> **EXERCISE MATERIALS**:

• • • •

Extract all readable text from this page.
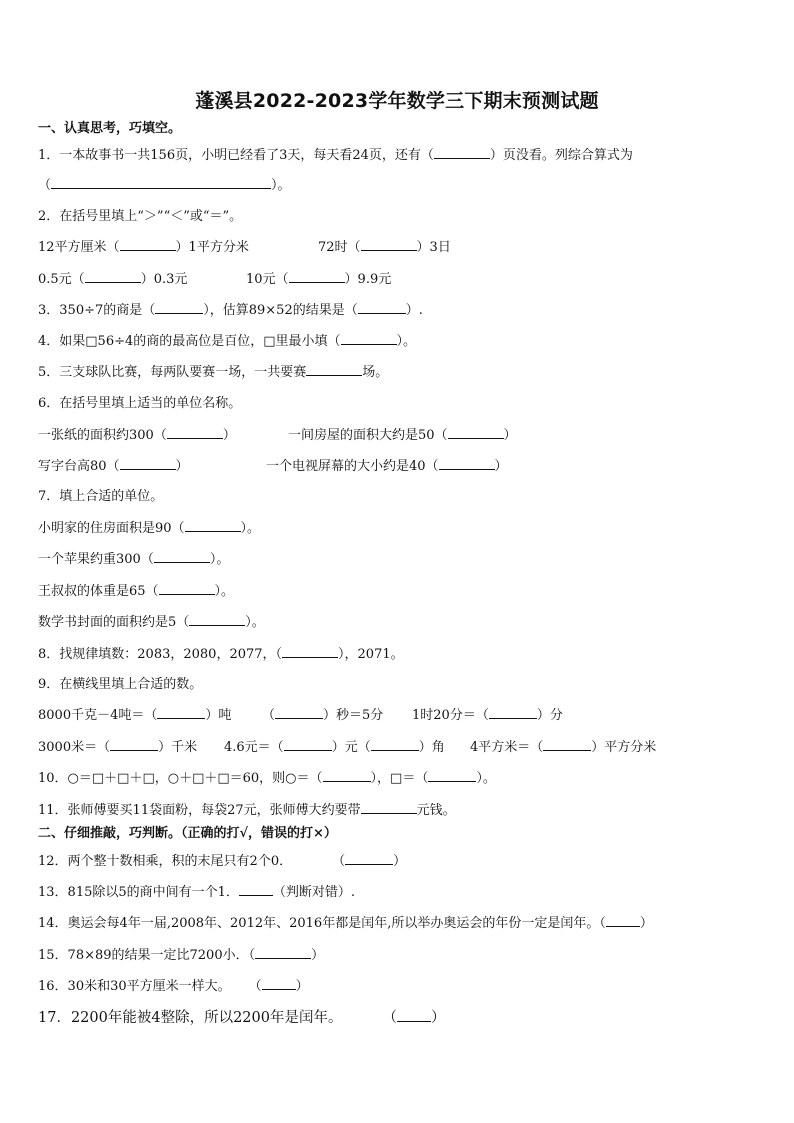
蓬溪县2022-2023学年数学三下期末预测试题
一、认真思考，巧填空。
1．一本故事书一共156页，小明已经看了3天，每天看24页，还有（	）页没看。列综合算式为
（	）。
2．在括号里填上“＞”“＜”或“＝”。
12平方厘米（	）1平方分米	72时（	）3日
0.5元（	）0.3元	10元（	）9.9元
3．350÷7的商是（	），估算89×52的结果是（	）.
4．如果□56÷4的商的最高位是百位，□里最小填（	）。
5．三支球队比赛，每两队要赛一场，一共要赛	场。
6．在括号里填上适当的单位名称。
一张纸的面积约300（	）	一间房屋的面积大约是50（	）
写字台高80（	）	一个电视屏幕的大小约是40（	）
7．填上合适的单位。
小明家的住房面积是90（	）。
一个苹果约重300（	）。
王叔叔的体重是65（	）。
数学书封面的面积约是5（	）。
8．找规律填数：2083，2080，2077，（	），2071。
9．在横线里填上合适的数。
8000千克－4吨＝（	）吨 （	）秒＝5分 1时20分＝（	）分
3000米＝（	）千米 4.6元＝（	）元（	）角 4平方米＝（	）平方分米
10．○＝□＋□＋□，○＋□＋□＝60，则○＝（	），□＝（	）。
11．张师傅要买11袋面粉，每袋27元，张师傅大约要带	元钱。
二、仔细推敲，巧判断。（正确的打√，错误的打×）
12．两个整十数相乘，积的末尾只有2个0．	（	）
13．815除以5的商中间有一个1．	（判断对错）.
14．奥运会每4年一届,2008年、2012年、2016年都是闰年,所以举办奥运会的年份一定是闰年。（	）
15．78×89的结果一定比7200小．（	）
16．30米和30平方厘米一样大。 （	）
17．2200年能被4整除，所以2200年是闰年。	（ ）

• • • •

> **WHAT THE TASK ASKS**: Every record above must be given again exactly; drop the pictures.

> **WRITTEN RESPONSE**:
Extract all readable text from this page.
蓬溪县2022-2023学年数学三下期末预测试题
一、认真思考，巧填空。
1．一本故事书一共156页，小明已经看了3天，每天看24页，还有（	）页没看。列综合算式为
（	）。
2．在括号里填上“＞”“＜”或“＝”。
12平方厘米（	）1平方分米	72时（	）3日
0.5元（	）0.3元	10元（	）9.9元
3．350÷7的商是（	），估算89×52的结果是（	）.
4．如果□56÷4的商的最高位是百位，□里最小填（	）。
5．三支球队比赛，每两队要赛一场，一共要赛	场。
6．在括号里填上适当的单位名称。
一张纸的面积约300（	）	一间房屋的面积大约是50（	）
写字台高80（	）	一个电视屏幕的大小约是40（	）
7．填上合适的单位。
小明家的住房面积是90（	）。
一个苹果约重300（	）。
王叔叔的体重是65（	）。
数学书封面的面积约是5（	）。
8．找规律填数：2083，2080，2077，（	），2071。
9．在横线里填上合适的数。
8000千克－4吨＝（	）吨 （	）秒＝5分 1时20分＝（	）分
3000米＝（	）千米 4.6元＝（	）元（	）角 4平方米＝（	）平方分米
10．○＝□＋□＋□，○＋□＋□＝60，则○＝（	），□＝（	）。
11．张师傅要买11袋面粉，每袋27元，张师傅大约要带	元钱。
二、仔细推敲，巧判断。（正确的打√，错误的打×）
12．两个整十数相乘，积的末尾只有2个0．	（	）
13．815除以5的商中间有一个1．	（判断对错）.
14．奥运会每4年一届,2008年、2012年、2016年都是闰年,所以举办奥运会的年份一定是闰年。（	）
15．78×89的结果一定比7200小．（	）
16．30米和30平方厘米一样大。 （	）
17．2200年能被4整除，所以2200年是闰年。	（ ）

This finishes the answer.